Below are some entries. Copy each line that holds the string "index".

- Material provided

※

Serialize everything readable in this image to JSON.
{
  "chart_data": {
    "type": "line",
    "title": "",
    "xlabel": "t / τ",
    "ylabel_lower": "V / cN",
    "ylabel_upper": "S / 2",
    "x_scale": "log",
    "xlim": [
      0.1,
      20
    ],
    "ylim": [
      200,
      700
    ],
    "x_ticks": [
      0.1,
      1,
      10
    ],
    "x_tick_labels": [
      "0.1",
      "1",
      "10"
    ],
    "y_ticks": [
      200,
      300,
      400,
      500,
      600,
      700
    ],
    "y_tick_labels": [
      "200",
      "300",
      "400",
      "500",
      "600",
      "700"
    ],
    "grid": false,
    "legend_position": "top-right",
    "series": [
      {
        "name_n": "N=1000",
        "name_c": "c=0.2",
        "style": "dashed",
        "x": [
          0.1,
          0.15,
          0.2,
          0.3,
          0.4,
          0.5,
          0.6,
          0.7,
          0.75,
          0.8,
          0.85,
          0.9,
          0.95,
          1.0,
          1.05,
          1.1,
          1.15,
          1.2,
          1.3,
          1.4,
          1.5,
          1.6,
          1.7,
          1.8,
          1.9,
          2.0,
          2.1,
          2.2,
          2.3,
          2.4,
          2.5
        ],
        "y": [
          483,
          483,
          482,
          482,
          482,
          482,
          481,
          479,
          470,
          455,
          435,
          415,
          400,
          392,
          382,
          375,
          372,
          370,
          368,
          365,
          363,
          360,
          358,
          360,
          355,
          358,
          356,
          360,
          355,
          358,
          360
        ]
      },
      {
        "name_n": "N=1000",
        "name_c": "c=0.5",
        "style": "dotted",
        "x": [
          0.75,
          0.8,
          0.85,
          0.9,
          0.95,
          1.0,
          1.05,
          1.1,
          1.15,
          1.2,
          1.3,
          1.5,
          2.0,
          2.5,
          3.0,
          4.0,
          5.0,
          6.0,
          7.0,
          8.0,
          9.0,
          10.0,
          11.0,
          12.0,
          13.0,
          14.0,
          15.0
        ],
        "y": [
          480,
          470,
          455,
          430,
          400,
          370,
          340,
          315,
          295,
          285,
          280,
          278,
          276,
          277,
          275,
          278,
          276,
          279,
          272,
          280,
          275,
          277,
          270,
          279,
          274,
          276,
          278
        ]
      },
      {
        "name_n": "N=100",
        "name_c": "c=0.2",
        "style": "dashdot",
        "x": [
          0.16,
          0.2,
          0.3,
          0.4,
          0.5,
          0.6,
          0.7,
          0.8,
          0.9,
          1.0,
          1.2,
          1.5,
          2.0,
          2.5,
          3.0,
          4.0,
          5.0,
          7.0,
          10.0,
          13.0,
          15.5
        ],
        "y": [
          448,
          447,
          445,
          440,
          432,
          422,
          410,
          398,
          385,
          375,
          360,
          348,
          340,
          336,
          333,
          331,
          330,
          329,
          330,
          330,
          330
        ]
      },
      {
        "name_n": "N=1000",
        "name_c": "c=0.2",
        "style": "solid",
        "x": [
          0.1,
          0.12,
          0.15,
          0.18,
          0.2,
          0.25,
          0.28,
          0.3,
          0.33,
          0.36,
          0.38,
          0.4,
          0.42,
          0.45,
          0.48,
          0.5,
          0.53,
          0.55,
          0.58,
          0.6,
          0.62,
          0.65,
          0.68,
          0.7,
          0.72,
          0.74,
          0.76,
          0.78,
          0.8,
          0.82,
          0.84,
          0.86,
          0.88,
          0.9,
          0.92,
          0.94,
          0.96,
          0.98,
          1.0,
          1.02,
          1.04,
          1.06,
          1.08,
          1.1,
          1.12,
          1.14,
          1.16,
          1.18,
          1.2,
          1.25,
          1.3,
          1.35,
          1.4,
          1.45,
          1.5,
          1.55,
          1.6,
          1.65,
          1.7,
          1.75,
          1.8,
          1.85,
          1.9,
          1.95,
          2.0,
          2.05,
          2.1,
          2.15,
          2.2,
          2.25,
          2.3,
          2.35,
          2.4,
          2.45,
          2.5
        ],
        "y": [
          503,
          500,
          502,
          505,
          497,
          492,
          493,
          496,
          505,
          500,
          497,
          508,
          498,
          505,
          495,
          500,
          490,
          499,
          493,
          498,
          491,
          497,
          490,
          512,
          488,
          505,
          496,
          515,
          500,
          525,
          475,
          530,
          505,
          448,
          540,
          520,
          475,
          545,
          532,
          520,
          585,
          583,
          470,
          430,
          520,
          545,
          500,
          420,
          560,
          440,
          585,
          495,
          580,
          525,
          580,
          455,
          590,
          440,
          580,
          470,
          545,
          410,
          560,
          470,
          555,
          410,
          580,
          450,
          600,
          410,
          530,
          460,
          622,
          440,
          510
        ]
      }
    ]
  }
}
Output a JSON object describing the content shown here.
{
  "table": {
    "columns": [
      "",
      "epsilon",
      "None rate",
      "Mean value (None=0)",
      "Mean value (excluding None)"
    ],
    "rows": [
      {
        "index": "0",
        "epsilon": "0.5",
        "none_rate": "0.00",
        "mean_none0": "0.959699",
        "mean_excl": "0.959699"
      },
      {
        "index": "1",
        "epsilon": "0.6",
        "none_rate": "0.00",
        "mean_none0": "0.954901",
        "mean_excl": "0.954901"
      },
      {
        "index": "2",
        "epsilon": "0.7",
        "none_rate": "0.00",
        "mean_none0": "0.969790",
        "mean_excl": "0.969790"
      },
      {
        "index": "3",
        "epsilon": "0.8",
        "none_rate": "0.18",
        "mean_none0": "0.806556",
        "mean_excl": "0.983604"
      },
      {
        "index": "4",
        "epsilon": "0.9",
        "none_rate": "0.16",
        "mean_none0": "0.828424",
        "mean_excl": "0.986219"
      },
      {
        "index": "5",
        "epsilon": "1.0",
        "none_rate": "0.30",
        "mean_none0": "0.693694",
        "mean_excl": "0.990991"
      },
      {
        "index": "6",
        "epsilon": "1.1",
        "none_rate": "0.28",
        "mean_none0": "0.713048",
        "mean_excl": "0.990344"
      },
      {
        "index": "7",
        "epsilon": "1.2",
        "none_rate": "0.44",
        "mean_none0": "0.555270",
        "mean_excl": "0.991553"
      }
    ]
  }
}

※

- Response
        "index": "0",
        "index": "1",
        "index": "2",
        "index": "3",
        "index": "4",
        "index": "5",
        "index": "6",
        "index": "7",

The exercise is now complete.